**Records supplied**
########

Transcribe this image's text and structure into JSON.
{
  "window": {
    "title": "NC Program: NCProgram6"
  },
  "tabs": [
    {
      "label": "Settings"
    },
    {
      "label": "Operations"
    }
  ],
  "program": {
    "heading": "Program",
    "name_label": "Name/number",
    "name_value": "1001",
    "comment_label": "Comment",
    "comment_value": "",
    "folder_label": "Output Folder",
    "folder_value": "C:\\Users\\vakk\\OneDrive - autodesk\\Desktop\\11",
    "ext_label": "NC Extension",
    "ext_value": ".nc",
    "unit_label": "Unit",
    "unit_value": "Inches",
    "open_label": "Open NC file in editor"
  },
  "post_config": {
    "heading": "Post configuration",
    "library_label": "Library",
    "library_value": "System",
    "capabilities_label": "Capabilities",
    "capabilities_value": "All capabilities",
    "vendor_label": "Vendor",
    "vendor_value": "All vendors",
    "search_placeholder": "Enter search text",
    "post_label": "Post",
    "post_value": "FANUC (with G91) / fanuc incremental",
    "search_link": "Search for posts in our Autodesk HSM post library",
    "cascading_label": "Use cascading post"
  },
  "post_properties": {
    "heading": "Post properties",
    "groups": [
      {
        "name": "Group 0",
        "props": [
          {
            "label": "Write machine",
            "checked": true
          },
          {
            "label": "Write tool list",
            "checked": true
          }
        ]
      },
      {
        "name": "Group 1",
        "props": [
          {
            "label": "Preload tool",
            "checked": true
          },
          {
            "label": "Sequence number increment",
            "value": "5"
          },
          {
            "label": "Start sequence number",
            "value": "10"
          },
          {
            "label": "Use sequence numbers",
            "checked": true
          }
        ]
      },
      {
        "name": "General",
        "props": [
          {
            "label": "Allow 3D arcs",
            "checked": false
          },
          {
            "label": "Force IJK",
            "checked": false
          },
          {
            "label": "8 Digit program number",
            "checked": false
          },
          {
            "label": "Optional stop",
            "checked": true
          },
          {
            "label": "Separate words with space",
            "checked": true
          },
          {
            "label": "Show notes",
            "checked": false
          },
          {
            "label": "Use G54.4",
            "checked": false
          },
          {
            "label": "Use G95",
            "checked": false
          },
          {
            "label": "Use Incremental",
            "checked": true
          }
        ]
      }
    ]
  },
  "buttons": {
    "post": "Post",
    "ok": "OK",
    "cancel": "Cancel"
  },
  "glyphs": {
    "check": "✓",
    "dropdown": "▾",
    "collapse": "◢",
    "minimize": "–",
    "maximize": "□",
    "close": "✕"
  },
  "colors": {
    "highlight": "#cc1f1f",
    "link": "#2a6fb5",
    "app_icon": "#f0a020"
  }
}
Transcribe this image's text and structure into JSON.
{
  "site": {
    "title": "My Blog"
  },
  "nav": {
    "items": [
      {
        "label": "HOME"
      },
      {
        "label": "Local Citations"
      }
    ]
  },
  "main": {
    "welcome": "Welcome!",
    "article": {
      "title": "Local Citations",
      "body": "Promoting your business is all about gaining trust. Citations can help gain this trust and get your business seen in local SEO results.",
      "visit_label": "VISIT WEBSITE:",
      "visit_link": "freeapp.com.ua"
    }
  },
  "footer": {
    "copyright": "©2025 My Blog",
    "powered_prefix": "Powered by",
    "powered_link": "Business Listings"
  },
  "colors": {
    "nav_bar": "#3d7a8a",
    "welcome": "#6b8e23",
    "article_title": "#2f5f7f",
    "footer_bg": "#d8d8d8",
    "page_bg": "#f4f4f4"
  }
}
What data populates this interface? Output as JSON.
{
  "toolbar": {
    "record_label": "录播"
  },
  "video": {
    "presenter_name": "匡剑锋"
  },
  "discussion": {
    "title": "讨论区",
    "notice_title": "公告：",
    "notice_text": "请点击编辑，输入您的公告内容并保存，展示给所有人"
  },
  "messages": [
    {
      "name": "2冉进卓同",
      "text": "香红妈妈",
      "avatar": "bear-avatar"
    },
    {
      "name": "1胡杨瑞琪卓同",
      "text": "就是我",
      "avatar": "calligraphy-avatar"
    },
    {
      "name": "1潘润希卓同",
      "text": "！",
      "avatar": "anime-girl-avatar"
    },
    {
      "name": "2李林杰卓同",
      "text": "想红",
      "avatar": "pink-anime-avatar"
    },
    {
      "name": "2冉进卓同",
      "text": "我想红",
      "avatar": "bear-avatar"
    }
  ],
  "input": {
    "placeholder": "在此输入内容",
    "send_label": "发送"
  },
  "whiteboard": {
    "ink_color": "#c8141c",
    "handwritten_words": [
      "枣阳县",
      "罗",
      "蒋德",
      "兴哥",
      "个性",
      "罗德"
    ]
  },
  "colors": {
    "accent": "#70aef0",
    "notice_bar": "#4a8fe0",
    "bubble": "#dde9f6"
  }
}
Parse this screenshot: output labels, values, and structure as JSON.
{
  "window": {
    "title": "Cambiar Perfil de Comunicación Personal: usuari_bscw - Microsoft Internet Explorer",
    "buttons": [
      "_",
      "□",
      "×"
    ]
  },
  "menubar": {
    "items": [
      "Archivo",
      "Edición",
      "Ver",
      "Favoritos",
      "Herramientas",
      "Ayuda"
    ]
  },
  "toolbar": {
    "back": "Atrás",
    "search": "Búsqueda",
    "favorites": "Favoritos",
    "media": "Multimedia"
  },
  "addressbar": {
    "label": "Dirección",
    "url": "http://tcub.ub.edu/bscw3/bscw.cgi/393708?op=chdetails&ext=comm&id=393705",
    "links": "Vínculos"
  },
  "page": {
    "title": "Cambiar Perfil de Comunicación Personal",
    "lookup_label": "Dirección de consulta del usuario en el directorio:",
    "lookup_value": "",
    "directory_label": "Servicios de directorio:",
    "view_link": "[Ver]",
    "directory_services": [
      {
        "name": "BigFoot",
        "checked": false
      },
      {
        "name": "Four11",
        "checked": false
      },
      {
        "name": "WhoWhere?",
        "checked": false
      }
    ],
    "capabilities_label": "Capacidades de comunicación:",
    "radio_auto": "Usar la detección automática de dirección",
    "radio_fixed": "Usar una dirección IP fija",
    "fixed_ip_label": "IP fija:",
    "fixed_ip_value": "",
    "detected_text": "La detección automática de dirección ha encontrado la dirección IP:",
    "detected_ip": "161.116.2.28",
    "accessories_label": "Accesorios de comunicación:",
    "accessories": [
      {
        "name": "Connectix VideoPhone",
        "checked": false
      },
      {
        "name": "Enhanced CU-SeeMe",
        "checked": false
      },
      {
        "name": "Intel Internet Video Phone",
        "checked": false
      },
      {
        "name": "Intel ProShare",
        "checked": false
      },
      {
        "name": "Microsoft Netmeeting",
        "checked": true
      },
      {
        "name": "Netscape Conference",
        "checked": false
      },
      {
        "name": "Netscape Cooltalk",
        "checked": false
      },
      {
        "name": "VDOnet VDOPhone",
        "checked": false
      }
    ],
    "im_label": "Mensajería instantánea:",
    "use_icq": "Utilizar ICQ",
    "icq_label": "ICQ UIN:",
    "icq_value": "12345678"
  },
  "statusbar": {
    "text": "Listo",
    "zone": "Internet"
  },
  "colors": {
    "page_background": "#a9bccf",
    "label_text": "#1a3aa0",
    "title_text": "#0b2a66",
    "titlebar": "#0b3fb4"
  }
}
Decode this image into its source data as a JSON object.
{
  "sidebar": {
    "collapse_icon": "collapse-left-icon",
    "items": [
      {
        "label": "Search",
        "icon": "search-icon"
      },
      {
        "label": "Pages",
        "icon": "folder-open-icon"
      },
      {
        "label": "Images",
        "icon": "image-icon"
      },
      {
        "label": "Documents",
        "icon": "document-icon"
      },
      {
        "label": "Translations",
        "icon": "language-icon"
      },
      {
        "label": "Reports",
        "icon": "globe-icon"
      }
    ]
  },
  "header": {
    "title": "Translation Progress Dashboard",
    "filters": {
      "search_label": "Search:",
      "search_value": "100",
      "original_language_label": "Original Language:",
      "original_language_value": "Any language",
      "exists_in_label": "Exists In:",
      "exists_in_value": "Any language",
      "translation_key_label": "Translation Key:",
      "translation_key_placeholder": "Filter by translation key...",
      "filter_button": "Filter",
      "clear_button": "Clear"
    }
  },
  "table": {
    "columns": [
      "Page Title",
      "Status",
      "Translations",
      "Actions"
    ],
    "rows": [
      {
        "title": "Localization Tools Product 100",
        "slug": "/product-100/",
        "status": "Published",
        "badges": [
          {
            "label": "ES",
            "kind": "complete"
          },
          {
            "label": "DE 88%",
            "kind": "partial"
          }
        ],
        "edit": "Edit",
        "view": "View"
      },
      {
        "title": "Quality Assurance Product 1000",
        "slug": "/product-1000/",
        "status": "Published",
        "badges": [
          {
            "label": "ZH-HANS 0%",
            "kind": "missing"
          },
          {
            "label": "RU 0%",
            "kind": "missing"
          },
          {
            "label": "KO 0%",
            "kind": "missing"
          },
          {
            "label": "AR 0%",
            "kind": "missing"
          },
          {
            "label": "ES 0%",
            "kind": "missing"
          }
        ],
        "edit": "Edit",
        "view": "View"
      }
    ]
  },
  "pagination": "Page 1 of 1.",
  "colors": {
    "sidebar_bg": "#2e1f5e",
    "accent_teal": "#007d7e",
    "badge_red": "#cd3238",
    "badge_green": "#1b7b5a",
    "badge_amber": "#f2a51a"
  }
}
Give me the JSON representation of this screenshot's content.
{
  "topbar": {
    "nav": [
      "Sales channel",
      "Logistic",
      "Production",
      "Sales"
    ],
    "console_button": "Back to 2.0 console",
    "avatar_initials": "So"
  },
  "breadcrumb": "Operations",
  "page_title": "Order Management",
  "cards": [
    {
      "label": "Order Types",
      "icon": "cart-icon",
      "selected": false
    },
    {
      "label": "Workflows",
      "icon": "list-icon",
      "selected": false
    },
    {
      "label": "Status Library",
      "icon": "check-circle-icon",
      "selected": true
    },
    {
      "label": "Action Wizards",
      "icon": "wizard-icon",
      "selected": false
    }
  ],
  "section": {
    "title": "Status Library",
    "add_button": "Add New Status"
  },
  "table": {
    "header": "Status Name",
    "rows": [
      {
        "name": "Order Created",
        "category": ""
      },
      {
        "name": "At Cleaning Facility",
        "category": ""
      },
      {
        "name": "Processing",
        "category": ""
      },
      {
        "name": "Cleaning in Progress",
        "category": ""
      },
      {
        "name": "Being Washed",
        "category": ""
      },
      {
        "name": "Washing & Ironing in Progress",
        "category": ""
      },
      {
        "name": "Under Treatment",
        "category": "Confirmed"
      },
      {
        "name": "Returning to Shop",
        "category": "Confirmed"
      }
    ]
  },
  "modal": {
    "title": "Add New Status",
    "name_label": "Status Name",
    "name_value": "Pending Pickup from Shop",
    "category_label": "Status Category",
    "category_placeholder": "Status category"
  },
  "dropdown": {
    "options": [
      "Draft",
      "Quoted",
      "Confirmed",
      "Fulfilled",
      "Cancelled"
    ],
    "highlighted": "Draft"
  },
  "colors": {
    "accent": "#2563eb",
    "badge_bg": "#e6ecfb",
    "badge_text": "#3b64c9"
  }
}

########

**What you should do**
Search the listing for the word "directorio". Copy every line in which it occurs.

**Result**
    "lookup_label": "Dirección de consulta del usuario en el directorio:",
    "directory_label": "Servicios de directorio:",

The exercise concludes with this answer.